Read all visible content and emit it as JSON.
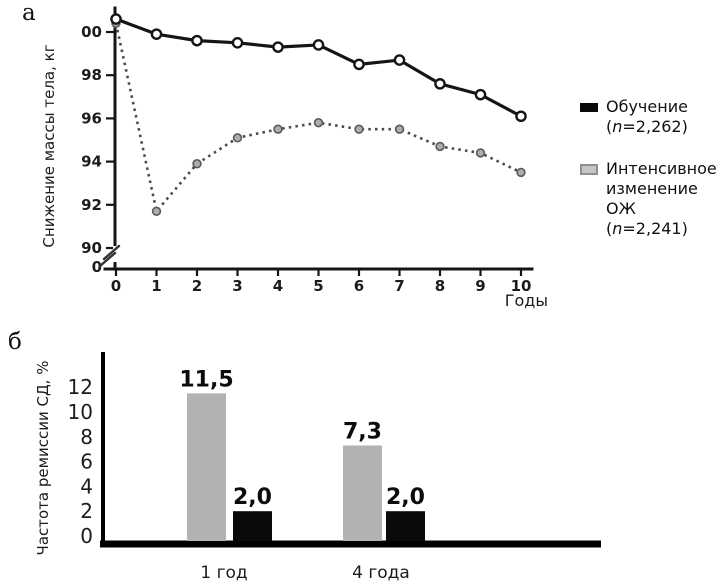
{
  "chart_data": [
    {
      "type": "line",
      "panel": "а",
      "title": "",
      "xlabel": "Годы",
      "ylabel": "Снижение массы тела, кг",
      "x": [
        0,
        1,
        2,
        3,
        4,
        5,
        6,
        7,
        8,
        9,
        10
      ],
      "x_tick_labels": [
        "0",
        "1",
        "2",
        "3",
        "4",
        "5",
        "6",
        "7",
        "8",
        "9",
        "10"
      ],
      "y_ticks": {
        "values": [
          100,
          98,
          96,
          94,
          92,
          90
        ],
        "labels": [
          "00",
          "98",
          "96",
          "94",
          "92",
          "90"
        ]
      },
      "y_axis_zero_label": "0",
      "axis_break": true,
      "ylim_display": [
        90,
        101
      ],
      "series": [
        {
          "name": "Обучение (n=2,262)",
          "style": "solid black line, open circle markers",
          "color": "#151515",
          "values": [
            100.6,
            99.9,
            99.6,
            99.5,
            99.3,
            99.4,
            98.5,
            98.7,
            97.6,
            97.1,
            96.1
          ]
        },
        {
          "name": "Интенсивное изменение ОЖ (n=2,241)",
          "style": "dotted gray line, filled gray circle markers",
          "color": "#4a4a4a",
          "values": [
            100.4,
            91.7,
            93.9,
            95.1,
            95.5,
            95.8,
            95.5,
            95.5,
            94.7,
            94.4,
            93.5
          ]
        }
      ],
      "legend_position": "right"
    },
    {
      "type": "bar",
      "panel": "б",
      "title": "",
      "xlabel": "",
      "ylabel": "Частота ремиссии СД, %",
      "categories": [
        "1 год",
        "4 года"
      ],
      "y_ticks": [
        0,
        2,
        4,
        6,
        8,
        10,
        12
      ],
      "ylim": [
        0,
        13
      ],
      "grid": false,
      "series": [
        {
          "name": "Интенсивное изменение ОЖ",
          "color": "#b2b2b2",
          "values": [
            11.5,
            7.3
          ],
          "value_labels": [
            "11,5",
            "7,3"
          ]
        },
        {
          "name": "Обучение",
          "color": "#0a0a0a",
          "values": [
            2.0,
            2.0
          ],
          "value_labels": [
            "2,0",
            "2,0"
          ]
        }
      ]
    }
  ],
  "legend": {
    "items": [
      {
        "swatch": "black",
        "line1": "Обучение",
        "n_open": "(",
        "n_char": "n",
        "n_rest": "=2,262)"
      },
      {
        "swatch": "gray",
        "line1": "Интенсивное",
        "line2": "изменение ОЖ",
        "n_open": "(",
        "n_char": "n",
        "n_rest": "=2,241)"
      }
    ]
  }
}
######
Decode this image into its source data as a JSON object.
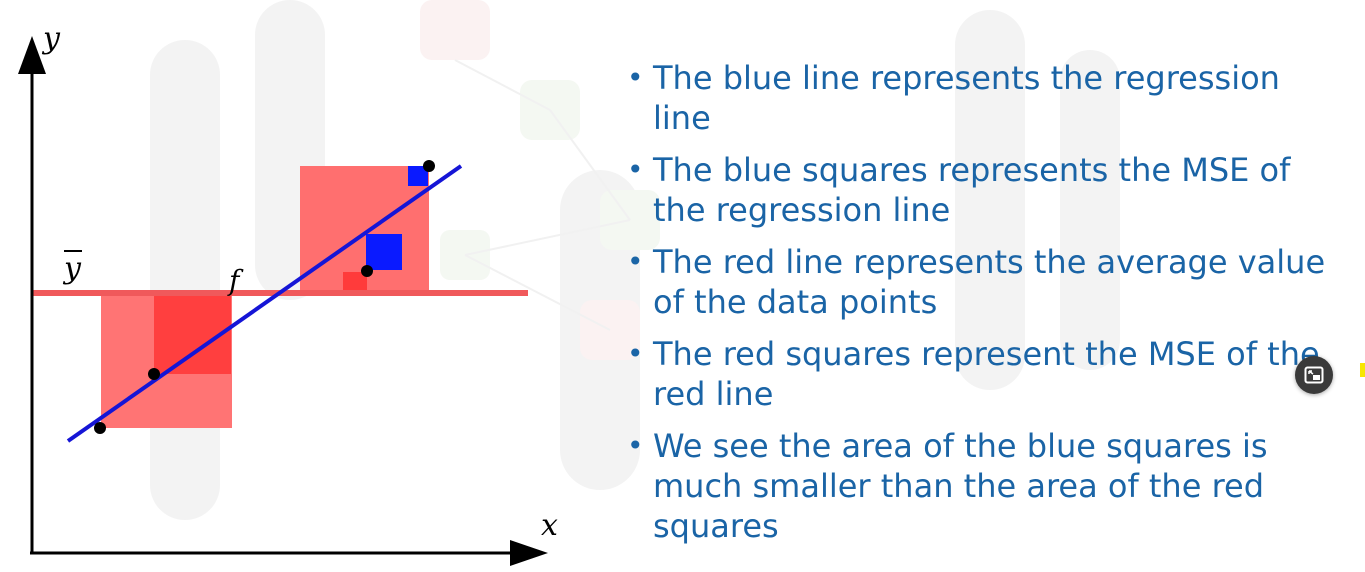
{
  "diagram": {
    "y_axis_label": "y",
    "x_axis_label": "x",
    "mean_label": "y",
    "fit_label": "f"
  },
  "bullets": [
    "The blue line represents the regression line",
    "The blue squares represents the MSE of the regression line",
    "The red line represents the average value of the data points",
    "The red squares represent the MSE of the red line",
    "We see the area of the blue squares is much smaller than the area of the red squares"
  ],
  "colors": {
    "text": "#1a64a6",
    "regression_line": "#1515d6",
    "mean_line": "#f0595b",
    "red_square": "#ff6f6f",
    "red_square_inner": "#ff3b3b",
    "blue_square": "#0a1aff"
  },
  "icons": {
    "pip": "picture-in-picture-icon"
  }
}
######
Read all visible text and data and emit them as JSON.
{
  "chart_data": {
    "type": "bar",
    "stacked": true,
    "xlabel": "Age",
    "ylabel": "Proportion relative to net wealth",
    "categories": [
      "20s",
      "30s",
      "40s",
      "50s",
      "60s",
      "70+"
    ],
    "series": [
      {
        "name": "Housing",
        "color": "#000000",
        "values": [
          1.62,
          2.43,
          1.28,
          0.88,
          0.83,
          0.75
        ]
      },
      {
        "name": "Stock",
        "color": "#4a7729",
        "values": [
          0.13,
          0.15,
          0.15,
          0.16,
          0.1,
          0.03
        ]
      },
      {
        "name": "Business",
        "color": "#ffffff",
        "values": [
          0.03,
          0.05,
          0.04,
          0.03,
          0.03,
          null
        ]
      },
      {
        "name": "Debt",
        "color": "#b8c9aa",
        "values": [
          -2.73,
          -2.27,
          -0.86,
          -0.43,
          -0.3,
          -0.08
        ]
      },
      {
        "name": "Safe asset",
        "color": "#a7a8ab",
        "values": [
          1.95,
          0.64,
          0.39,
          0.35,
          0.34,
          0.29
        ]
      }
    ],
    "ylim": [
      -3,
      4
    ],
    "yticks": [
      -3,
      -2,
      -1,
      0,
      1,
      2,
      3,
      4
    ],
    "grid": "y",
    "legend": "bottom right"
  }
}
######
All lines in the data that contain the word "markers" should be copied.

◆ **Answer below**:
          "style": "solid black line, open circle markers",
          "style": "dotted gray line, filled gray circle markers",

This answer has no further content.